-- Start of Available records --

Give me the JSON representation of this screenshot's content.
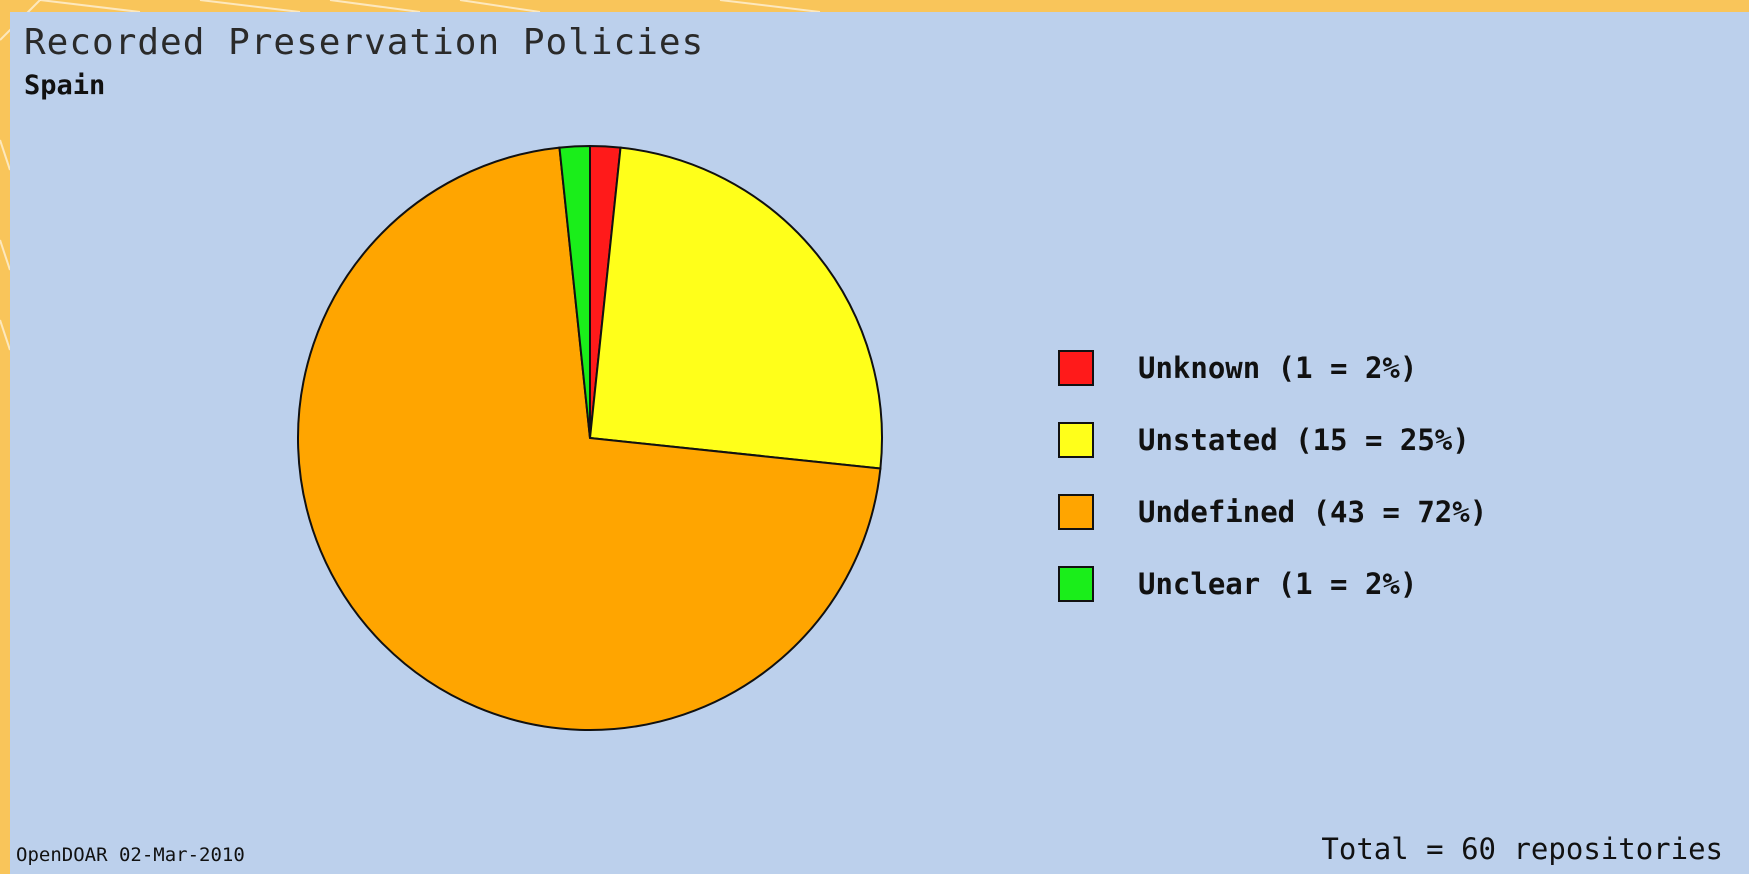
{
  "chart_data": {
    "type": "pie",
    "title": "Recorded Preservation Policies",
    "subtitle": "Spain",
    "categories": [
      "Unknown",
      "Unstated",
      "Undefined",
      "Unclear"
    ],
    "values": [
      1,
      15,
      43,
      1
    ],
    "legend": [
      {
        "label": "Unknown (1 = 2%)",
        "color": "#ff1a1a"
      },
      {
        "label": "Unstated (15 = 25%)",
        "color": "#ffff1a"
      },
      {
        "label": "Undefined (43 = 72%)",
        "color": "#ffa500"
      },
      {
        "label": "Unclear (1 = 2%)",
        "color": "#1aee1a"
      }
    ],
    "legend_position": "right",
    "footer_source": "OpenDOAR 02-Mar-2010",
    "footer_total": "Total = 60 repositories"
  },
  "colors": {
    "background": "#bcd0ec",
    "frame": "#f9c55a",
    "outline": "#111111"
  }
}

-- End of Available records --

## Exercise instructions
The records above are to be reproduced exactly; the pictures are to be left out.

## Task output
Give me the JSON representation of this screenshot's content.
{
  "chart_data": {
    "type": "pie",
    "title": "Recorded Preservation Policies",
    "subtitle": "Spain",
    "categories": [
      "Unknown",
      "Unstated",
      "Undefined",
      "Unclear"
    ],
    "values": [
      1,
      15,
      43,
      1
    ],
    "legend": [
      {
        "label": "Unknown (1 = 2%)",
        "color": "#ff1a1a"
      },
      {
        "label": "Unstated (15 = 25%)",
        "color": "#ffff1a"
      },
      {
        "label": "Undefined (43 = 72%)",
        "color": "#ffa500"
      },
      {
        "label": "Unclear (1 = 2%)",
        "color": "#1aee1a"
      }
    ],
    "legend_position": "right",
    "footer_source": "OpenDOAR 02-Mar-2010",
    "footer_total": "Total = 60 repositories"
  },
  "colors": {
    "background": "#bcd0ec",
    "frame": "#f9c55a",
    "outline": "#111111"
  }
}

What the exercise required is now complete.